Material for this exercise ▸
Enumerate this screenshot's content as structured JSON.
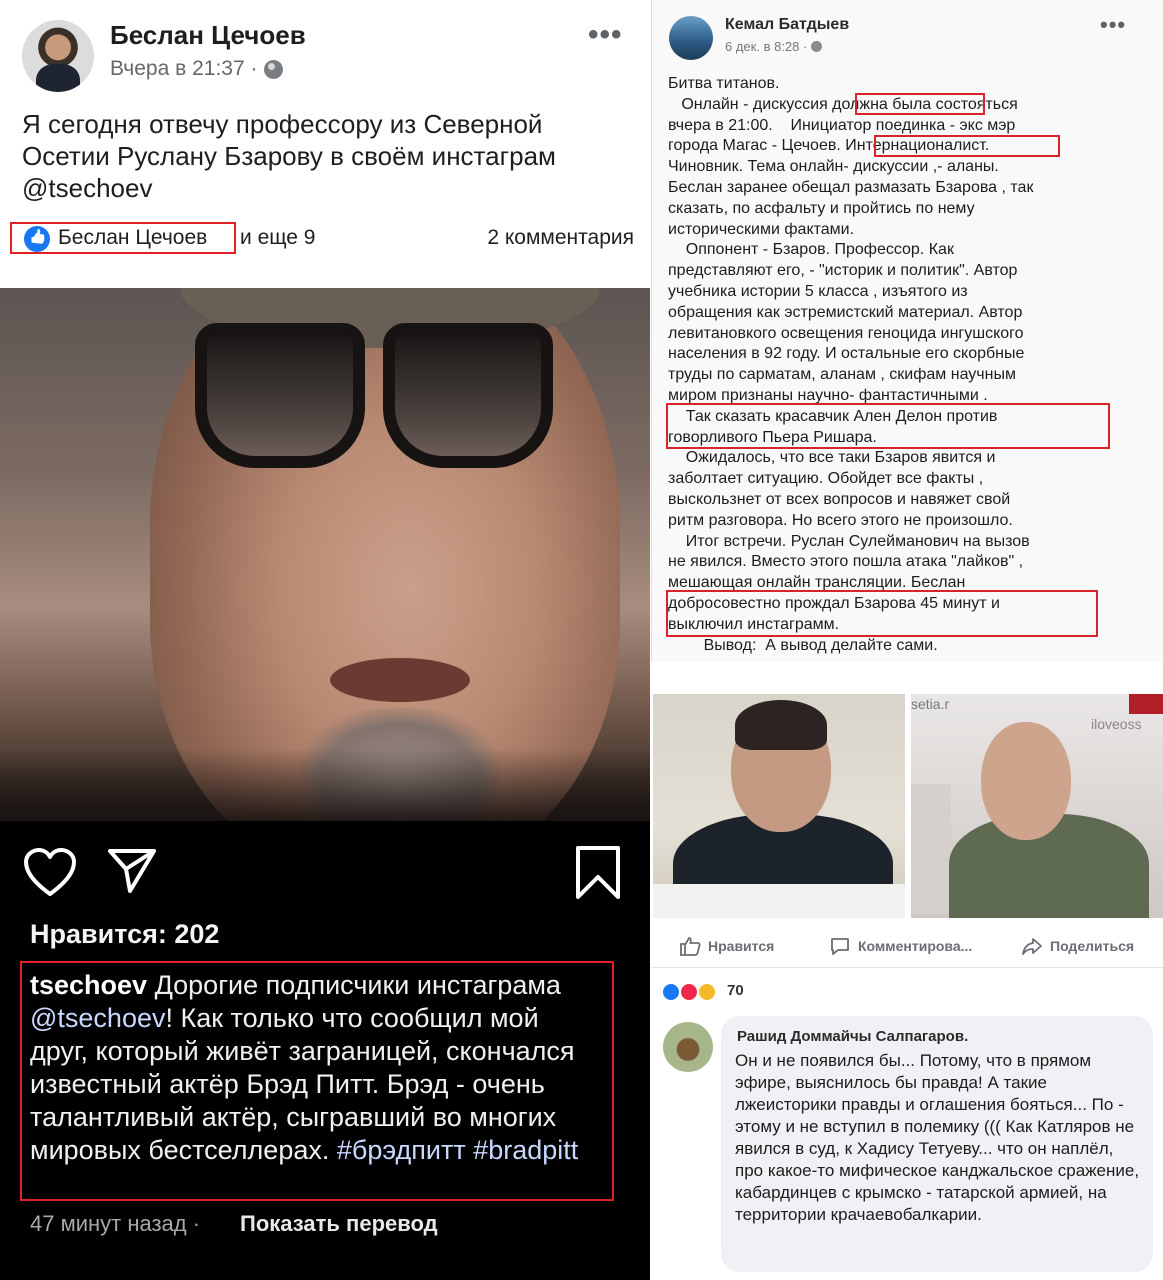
{
  "left_post": {
    "author": "Беслан Цечоев",
    "timestamp": "Вчера в 21:37 ·",
    "menu": "•••",
    "text": "Я сегодня отвечу профессору из Северной Осетии Руслану Бзарову в своём инстаграм @tsechoev",
    "reaction_name": "Беслан Цечоев",
    "reaction_more": "и еще 9",
    "comments": "2 комментария"
  },
  "instagram": {
    "likes": "Нравится: 202",
    "caption_user": "tsechoev",
    "caption_part1": " Дорогие подписчики инстаграма ",
    "caption_mention": "@tsechoev",
    "caption_part2": "! Как только что сообщил мой друг, который живёт заграницей, скончался известный актёр Брэд Питт. Брэд - очень талантливый актёр, сыгравший во многих мировых бестселлерах. ",
    "caption_tags": "#брэдпитт #bradpitt",
    "time": "47 минут назад ·",
    "translate": "Показать перевод"
  },
  "right_post": {
    "author": "Кемал Батдыев",
    "timestamp": "6 дек. в 8:28 ·",
    "menu": "•••",
    "text": "Битва титанов.\n   Онлайн - дискуссия должна была состояться\nвчера в 21:00.    Инициатор поединка - экс мэр\nгорода Магас - Цечоев. Интернационалист.\nЧиновник. Тема онлайн- дискуссии ,- аланы.\nБеслан заранее обещал размазать Бзарова , так\nсказать, по асфальту и пройтись по нему\nисторическими фактами.\n    Оппонент - Бзаров. Профессор. Как\nпредставляют его, - \"историк и политик\". Автор\nучебника истории 5 класса , изъятого из\nобращения как эстремистский материал. Автор\nлевитановкого освещения геноцида ингушского\nнаселения в 92 году. И остальные его скорбные\nтруды по сарматам, аланам , скифам научным\nмиром признаны научно- фантастичными .\n    Так сказать красавчик Ален Делон против\nговорливого Пьера Ришара.\n    Ожидалось, что все таки Бзаров явится и\nзаболтает ситуацию. Обойдет все факты ,\nвыскользнет от всех вопросов и навяжет свой\nритм разговора. Но всего этого не произошло.\n    Итог встречи. Руслан Сулейманович на вызов\nне явился. Вместо этого пошла атака \"лайков\" ,\nмешающая онлайн трансляции. Беслан\nдобросовестно прождал Бзарова 45 минут и\nвыключил инстаграмм.\n        Вывод:  А вывод делайте сами."
  },
  "photos": {
    "right_photo_text_1": "setia.r",
    "right_photo_text_2": "iloveoss"
  },
  "actions": {
    "like": "Нравится",
    "comment": "Комментирова...",
    "share": "Поделиться"
  },
  "reactions": {
    "total": "70"
  },
  "comment": {
    "author": "Рашид Доммайчы Салпагаров.",
    "text": "Он и не появился бы... Потому, что в прямом эфире, выяснилось бы правда! А такие лжеисторики правды и оглашения бояться... По - этому и не вступил в полемику ((( Как Катляров не явился в суд, к Хадису Тетуеву... что он наплёл, про какое-то мифическое канджальское сражение, кабардинцев с крымско - татарской армией, на территории крачаевобалкарии."
  }
}
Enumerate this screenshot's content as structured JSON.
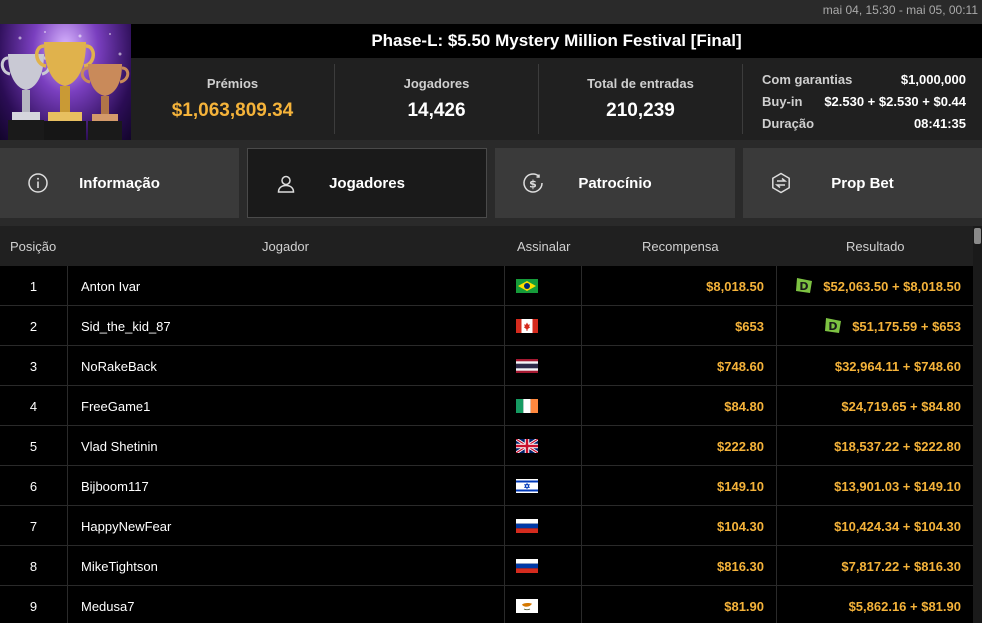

What needs to be done ▸ Every line above should be returned exactly; the pictures stay out.

Written solution ▸
Enumerate this screenshot's content as structured JSON.
{
  "left_post": {
    "author": "Беслан Цечоев",
    "timestamp": "Вчера в 21:37 ·",
    "menu": "•••",
    "text": "Я сегодня отвечу профессору из Северной Осетии Руслану Бзарову в своём инстаграм @tsechoev",
    "reaction_name": "Беслан Цечоев",
    "reaction_more": "и еще 9",
    "comments": "2 комментария"
  },
  "instagram": {
    "likes": "Нравится: 202",
    "caption_user": "tsechoev",
    "caption_part1": " Дорогие подписчики инстаграма ",
    "caption_mention": "@tsechoev",
    "caption_part2": "! Как только что сообщил мой друг, который живёт заграницей, скончался известный актёр Брэд Питт. Брэд - очень талантливый актёр, сыгравший во многих мировых бестселлерах. ",
    "caption_tags": "#брэдпитт #bradpitt",
    "time": "47 минут назад ·",
    "translate": "Показать перевод"
  },
  "right_post": {
    "author": "Кемал Батдыев",
    "timestamp": "6 дек. в 8:28 ·",
    "menu": "•••",
    "text": "Битва титанов.\n   Онлайн - дискуссия должна была состояться\nвчера в 21:00.    Инициатор поединка - экс мэр\nгорода Магас - Цечоев. Интернационалист.\nЧиновник. Тема онлайн- дискуссии ,- аланы.\nБеслан заранее обещал размазать Бзарова , так\nсказать, по асфальту и пройтись по нему\nисторическими фактами.\n    Оппонент - Бзаров. Профессор. Как\nпредставляют его, - \"историк и политик\". Автор\nучебника истории 5 класса , изъятого из\nобращения как эстремистский материал. Автор\nлевитановкого освещения геноцида ингушского\nнаселения в 92 году. И остальные его скорбные\nтруды по сарматам, аланам , скифам научным\nмиром признаны научно- фантастичными .\n    Так сказать красавчик Ален Делон против\nговорливого Пьера Ришара.\n    Ожидалось, что все таки Бзаров явится и\nзаболтает ситуацию. Обойдет все факты ,\nвыскользнет от всех вопросов и навяжет свой\nритм разговора. Но всего этого не произошло.\n    Итог встречи. Руслан Сулейманович на вызов\nне явился. Вместо этого пошла атака \"лайков\" ,\nмешающая онлайн трансляции. Беслан\nдобросовестно прождал Бзарова 45 минут и\nвыключил инстаграмм.\n        Вывод:  А вывод делайте сами."
  },
  "photos": {
    "right_photo_text_1": "setia.r",
    "right_photo_text_2": "iloveoss"
  },
  "actions": {
    "like": "Нравится",
    "comment": "Комментирова...",
    "share": "Поделиться"
  },
  "reactions": {
    "total": "70"
  },
  "comment": {
    "author": "Рашид Доммайчы Салпагаров.",
    "text": "Он и не появился бы... Потому, что в прямом эфире, выяснилось бы правда! А такие лжеисторики правды и оглашения бояться... По - этому и не вступил в полемику ((( Как Катляров не явился в суд, к Хадису Тетуеву... что он наплёл, про какое-то мифическое канджальское сражение, кабардинцев с крымско - татарской армией, на территории крачаевобалкарии."
  }
}
Enumerate this screenshot's content as structured JSON.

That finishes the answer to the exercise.